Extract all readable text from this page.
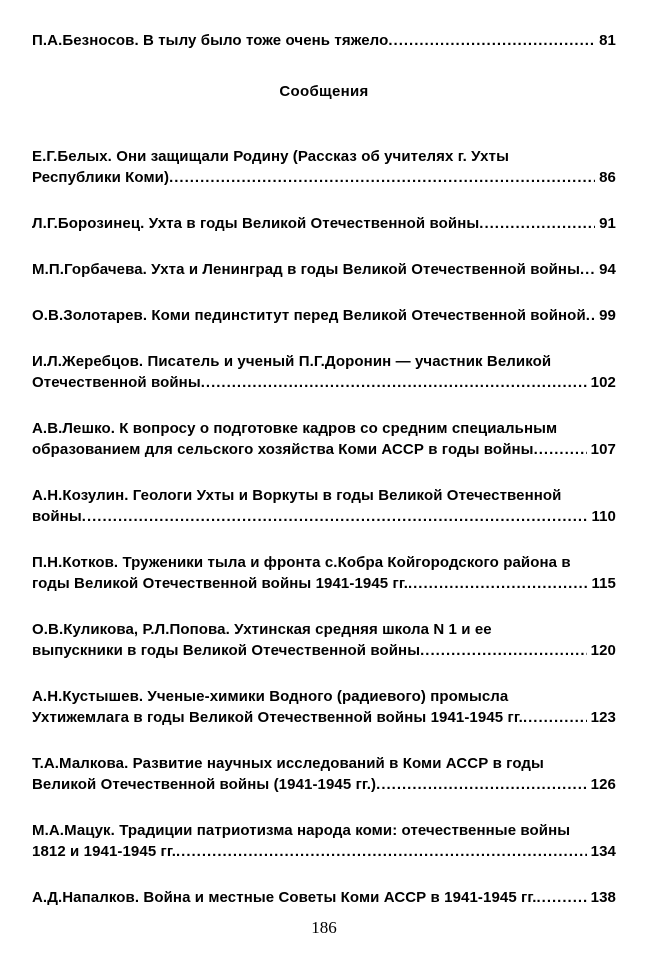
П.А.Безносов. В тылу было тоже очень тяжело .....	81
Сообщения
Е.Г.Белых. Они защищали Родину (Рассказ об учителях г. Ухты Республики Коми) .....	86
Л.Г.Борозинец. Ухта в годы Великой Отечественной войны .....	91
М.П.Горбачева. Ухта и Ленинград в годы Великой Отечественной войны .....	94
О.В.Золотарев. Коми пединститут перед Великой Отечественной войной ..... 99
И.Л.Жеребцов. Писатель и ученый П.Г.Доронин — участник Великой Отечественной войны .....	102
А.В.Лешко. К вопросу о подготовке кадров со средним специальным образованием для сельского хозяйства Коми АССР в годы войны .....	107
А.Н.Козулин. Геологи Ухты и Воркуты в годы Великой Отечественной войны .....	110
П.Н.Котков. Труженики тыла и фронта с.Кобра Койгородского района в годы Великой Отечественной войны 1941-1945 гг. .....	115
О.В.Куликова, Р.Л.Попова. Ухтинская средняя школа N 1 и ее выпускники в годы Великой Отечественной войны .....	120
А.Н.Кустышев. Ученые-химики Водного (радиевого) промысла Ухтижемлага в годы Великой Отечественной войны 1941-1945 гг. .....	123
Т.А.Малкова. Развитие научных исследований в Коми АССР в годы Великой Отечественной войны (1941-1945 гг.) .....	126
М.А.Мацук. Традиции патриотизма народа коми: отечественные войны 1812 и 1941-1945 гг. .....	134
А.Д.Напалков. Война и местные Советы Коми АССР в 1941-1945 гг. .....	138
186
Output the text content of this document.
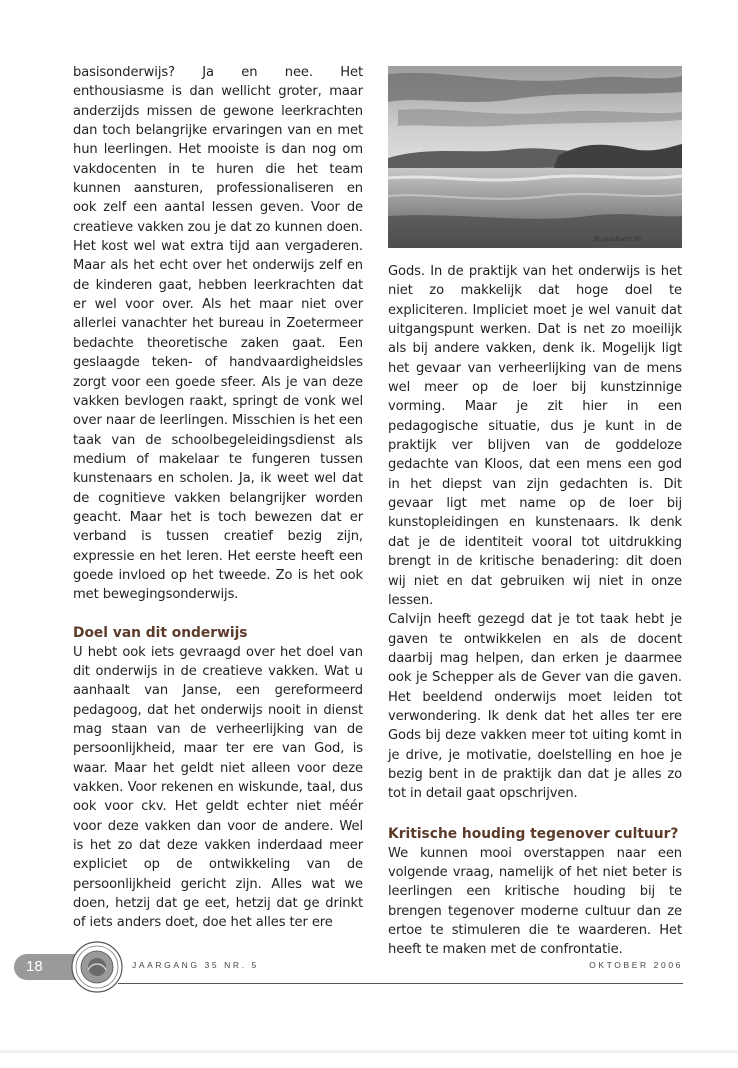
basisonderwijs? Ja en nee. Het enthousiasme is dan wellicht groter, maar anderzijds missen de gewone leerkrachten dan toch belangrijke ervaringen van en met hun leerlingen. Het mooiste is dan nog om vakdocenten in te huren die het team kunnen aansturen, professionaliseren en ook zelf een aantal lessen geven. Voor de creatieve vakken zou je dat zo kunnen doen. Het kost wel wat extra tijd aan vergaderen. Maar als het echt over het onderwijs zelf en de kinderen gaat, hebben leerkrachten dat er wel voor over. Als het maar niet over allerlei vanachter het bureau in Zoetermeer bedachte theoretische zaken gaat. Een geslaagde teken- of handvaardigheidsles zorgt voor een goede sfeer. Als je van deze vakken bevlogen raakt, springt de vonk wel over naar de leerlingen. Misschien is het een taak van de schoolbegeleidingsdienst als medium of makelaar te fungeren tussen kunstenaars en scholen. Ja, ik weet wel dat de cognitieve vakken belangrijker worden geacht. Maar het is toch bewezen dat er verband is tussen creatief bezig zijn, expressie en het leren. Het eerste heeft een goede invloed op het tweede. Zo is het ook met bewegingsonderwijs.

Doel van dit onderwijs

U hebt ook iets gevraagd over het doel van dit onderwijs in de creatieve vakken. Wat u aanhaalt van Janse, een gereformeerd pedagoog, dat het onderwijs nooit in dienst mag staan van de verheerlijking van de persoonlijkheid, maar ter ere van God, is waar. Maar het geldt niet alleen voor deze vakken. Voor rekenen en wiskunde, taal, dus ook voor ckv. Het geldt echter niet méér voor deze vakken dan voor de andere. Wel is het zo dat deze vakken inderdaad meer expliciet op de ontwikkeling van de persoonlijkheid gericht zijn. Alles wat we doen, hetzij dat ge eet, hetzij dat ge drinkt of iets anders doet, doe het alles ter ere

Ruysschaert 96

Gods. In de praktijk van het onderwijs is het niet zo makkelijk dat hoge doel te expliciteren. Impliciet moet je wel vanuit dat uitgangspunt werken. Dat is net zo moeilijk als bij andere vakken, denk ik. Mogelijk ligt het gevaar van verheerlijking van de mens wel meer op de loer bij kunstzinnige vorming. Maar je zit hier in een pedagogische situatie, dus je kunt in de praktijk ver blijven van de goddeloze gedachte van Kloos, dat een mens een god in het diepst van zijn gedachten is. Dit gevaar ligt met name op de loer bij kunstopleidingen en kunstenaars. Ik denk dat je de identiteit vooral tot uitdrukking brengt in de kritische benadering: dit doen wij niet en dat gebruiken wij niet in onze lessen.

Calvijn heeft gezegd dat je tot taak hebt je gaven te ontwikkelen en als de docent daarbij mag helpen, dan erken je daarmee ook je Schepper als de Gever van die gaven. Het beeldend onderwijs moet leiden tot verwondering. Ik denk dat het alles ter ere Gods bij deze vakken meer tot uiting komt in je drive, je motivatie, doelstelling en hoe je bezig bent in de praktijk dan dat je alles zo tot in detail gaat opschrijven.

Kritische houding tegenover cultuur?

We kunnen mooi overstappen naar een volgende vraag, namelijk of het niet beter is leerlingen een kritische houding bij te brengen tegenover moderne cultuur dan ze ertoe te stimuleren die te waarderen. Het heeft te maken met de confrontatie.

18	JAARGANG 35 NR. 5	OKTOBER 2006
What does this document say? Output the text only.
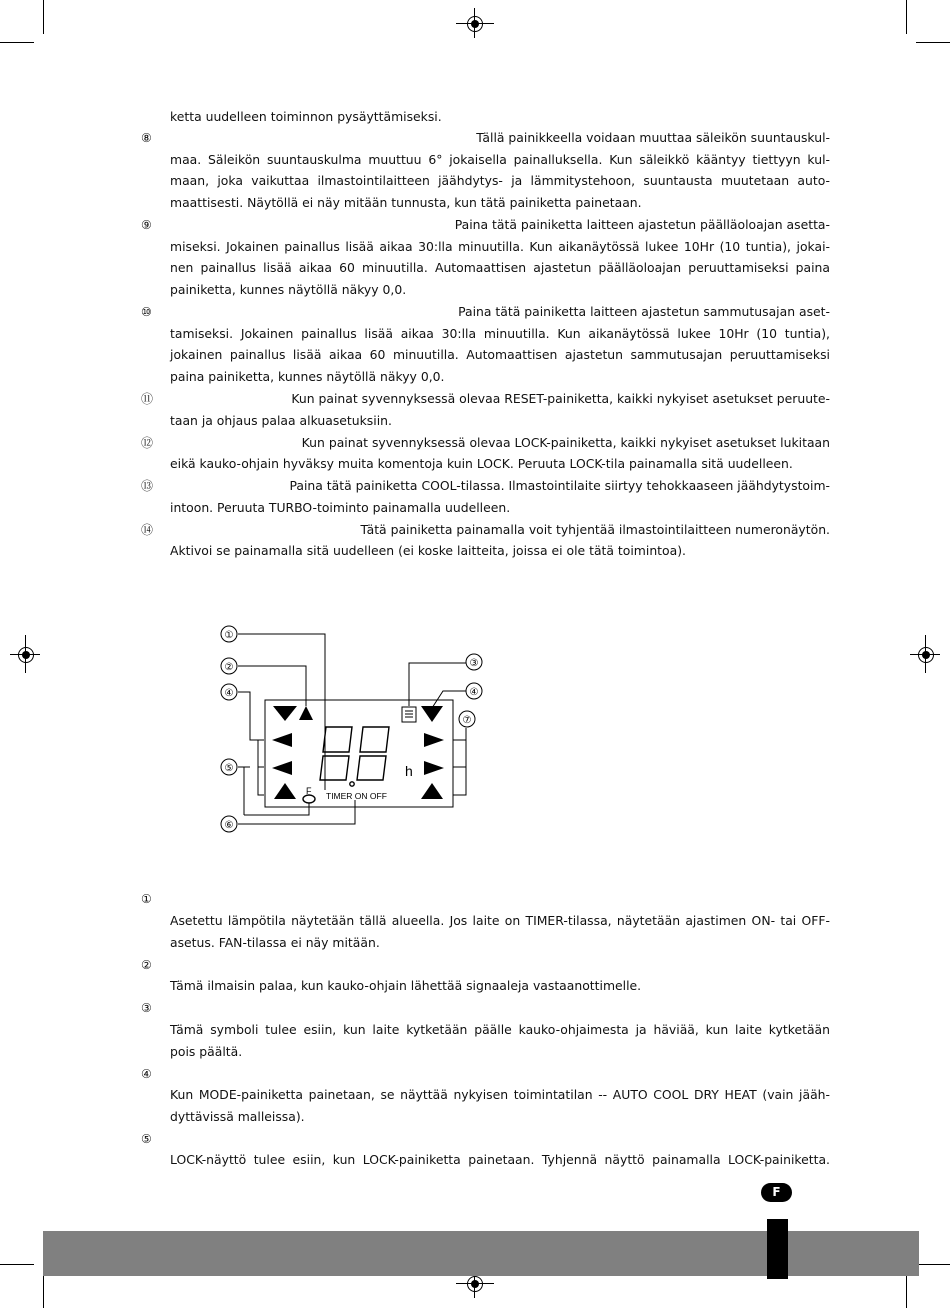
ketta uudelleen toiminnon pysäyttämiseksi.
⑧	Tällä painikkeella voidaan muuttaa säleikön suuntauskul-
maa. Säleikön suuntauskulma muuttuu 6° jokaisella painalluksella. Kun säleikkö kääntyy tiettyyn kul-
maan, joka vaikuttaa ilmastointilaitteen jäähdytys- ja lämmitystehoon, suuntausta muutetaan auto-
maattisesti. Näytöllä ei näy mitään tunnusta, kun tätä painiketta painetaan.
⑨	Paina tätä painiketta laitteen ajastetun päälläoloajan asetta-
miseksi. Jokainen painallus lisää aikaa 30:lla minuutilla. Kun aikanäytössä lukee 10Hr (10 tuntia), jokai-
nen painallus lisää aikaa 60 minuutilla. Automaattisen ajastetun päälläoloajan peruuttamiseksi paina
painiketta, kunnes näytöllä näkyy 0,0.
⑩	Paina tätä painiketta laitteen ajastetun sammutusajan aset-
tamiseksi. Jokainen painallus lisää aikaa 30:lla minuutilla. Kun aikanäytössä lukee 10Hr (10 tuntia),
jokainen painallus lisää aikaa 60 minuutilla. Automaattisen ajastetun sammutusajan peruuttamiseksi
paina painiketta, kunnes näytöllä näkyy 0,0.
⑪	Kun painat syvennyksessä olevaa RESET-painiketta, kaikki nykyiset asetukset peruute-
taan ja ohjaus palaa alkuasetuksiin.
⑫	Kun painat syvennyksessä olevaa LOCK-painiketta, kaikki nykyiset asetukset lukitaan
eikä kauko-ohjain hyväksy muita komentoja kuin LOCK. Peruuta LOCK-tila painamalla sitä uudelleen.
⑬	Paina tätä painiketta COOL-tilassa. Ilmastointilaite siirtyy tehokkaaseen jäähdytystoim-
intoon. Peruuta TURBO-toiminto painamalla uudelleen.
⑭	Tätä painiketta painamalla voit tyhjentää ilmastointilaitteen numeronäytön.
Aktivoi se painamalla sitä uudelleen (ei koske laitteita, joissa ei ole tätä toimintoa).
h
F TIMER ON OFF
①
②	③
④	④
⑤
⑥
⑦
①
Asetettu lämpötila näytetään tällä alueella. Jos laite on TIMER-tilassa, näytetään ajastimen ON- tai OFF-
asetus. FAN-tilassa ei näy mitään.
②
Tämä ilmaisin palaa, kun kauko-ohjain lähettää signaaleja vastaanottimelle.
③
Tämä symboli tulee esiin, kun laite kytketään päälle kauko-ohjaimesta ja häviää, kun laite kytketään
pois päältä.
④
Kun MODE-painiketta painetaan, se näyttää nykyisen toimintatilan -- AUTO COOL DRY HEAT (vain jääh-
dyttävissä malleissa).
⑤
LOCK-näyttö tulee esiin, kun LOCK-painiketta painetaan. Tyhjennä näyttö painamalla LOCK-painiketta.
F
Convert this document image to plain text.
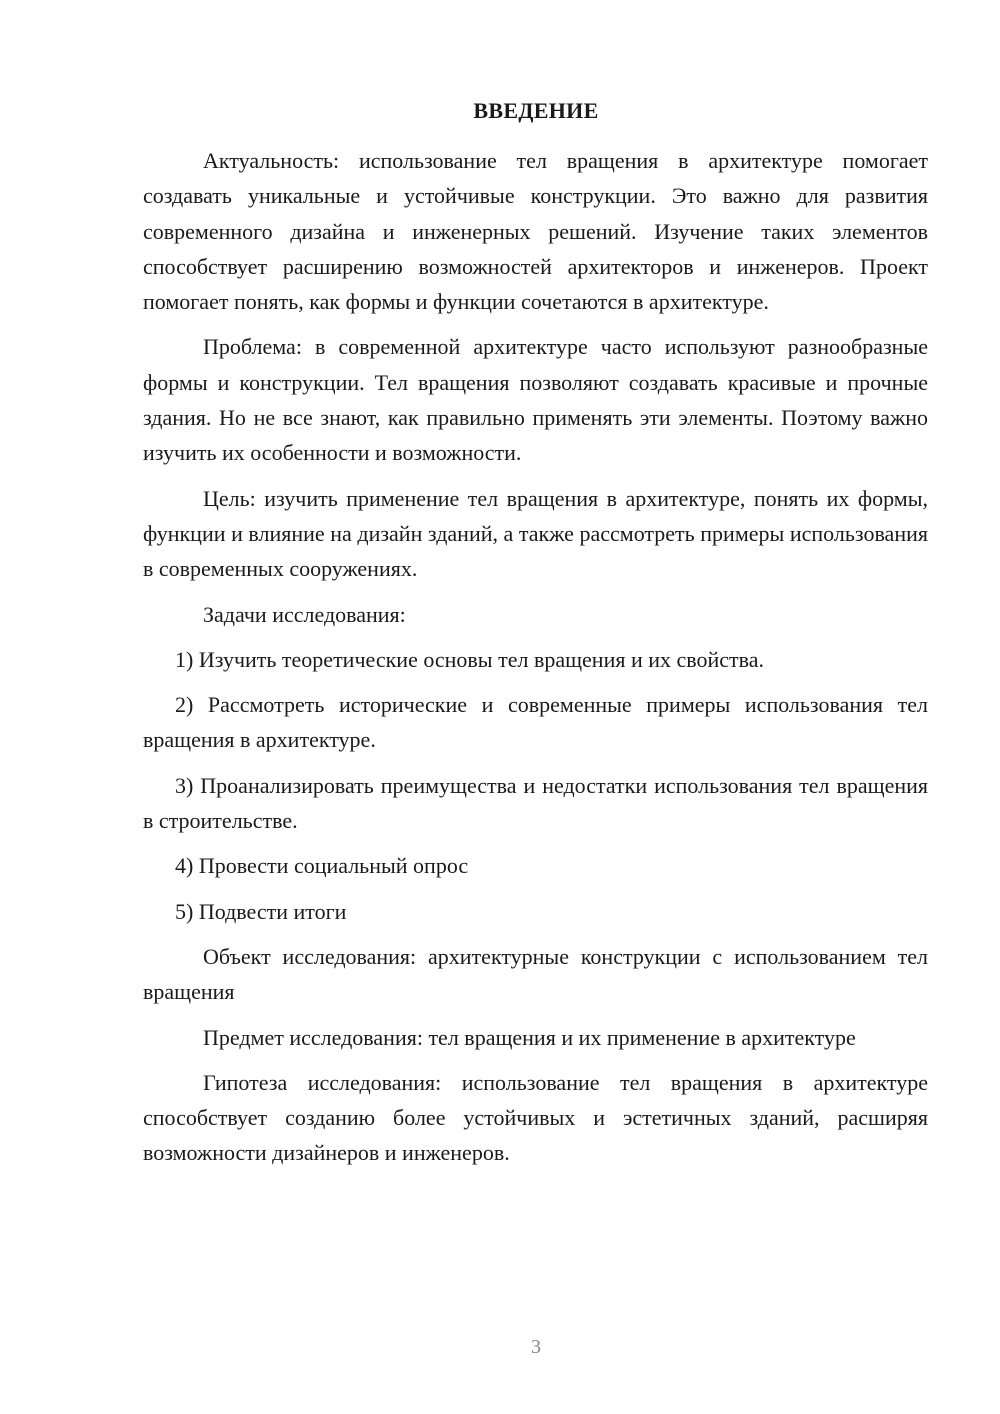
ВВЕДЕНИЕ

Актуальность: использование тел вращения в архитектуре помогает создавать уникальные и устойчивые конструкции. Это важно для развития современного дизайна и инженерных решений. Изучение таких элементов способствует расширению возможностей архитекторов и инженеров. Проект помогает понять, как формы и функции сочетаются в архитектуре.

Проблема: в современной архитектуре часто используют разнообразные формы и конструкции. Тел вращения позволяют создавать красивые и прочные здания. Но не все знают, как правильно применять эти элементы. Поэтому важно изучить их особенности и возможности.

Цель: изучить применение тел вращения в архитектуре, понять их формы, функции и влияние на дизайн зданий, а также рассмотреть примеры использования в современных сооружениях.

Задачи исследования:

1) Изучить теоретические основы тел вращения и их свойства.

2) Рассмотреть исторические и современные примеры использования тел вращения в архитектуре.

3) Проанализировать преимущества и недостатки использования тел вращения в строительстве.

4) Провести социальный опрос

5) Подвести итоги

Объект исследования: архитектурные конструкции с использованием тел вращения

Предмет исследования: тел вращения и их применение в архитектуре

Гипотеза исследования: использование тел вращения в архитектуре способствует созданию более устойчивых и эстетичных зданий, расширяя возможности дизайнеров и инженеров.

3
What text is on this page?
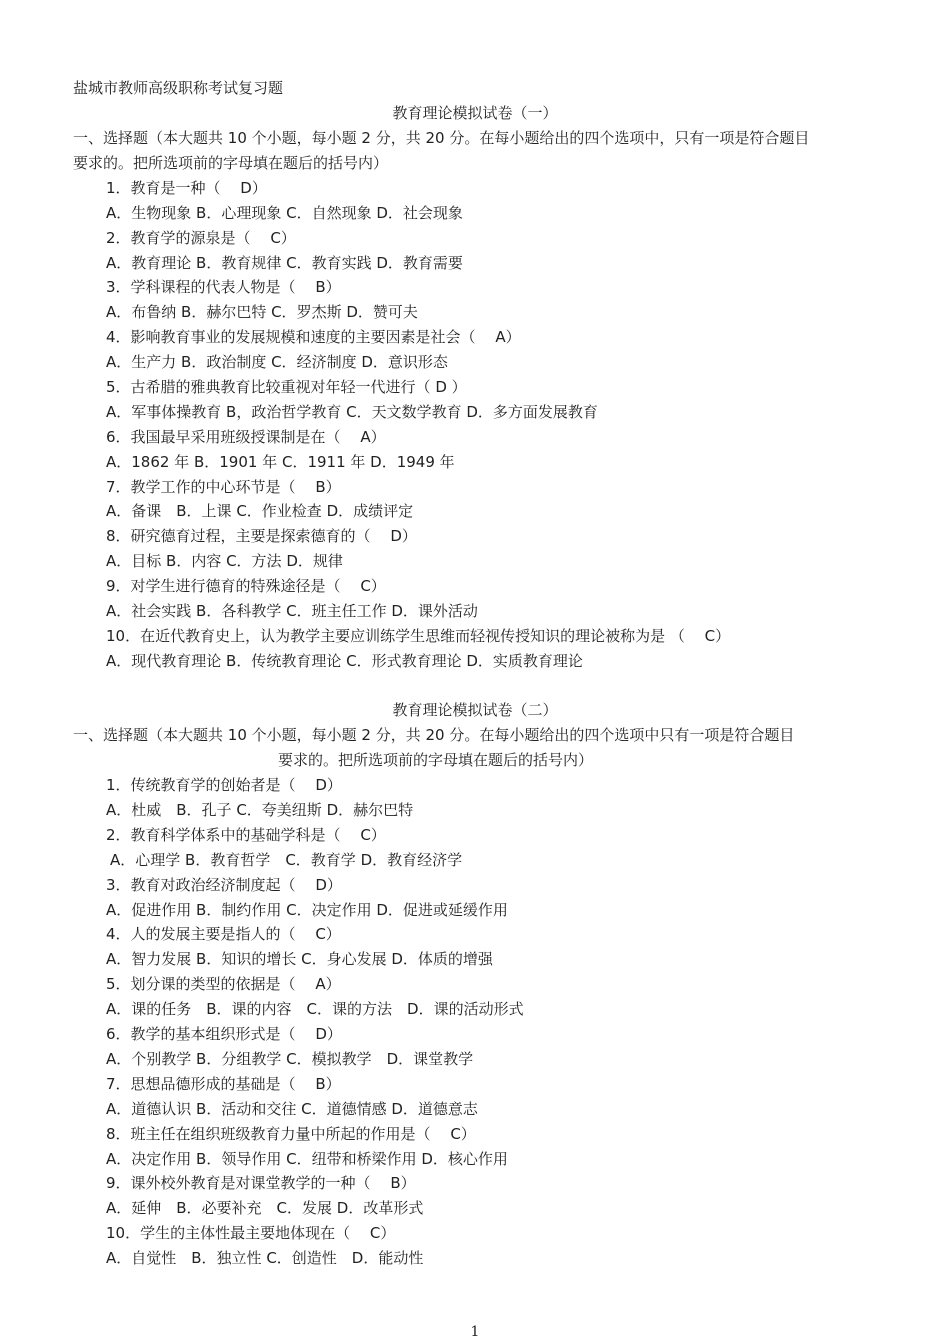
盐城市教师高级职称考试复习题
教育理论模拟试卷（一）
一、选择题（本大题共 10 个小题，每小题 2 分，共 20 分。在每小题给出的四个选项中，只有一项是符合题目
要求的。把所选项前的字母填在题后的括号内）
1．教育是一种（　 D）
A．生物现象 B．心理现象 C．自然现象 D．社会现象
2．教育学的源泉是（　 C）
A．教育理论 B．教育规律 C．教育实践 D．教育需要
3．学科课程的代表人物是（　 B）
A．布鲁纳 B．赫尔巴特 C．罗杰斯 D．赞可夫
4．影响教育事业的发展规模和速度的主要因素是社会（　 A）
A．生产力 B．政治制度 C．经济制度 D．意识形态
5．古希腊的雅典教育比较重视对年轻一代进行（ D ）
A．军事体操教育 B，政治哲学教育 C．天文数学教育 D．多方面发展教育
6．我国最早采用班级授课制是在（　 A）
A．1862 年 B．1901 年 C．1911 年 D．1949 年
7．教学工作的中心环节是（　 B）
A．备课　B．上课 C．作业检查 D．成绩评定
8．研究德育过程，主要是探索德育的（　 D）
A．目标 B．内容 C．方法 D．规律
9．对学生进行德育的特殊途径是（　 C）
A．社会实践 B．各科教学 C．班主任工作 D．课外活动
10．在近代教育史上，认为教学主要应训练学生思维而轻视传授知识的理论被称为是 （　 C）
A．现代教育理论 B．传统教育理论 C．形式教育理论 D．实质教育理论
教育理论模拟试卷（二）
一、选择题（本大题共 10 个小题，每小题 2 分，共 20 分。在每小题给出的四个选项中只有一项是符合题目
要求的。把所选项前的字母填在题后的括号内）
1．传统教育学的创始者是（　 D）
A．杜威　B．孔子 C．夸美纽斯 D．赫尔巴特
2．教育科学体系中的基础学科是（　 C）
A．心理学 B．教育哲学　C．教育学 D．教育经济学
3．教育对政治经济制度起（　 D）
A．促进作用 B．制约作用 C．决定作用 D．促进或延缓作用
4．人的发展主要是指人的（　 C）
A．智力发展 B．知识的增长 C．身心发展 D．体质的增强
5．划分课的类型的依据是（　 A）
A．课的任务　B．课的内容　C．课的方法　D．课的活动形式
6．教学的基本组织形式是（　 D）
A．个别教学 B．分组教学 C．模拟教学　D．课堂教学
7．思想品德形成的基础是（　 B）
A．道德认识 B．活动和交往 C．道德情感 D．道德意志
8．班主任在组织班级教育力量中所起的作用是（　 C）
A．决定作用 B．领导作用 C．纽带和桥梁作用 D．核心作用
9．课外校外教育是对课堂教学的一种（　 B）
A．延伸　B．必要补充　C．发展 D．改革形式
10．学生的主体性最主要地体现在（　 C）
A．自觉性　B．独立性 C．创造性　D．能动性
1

——

REQUIREMENT: Where a line holds the string "syvennyksessä", copy that line.

EXERCISE RESULT:
⑪	Kun painat syvennyksessä olevaa RESET-painiketta, kaikki nykyiset asetukset peruute-
⑫	Kun painat syvennyksessä olevaa LOCK-painiketta, kaikki nykyiset asetukset lukitaan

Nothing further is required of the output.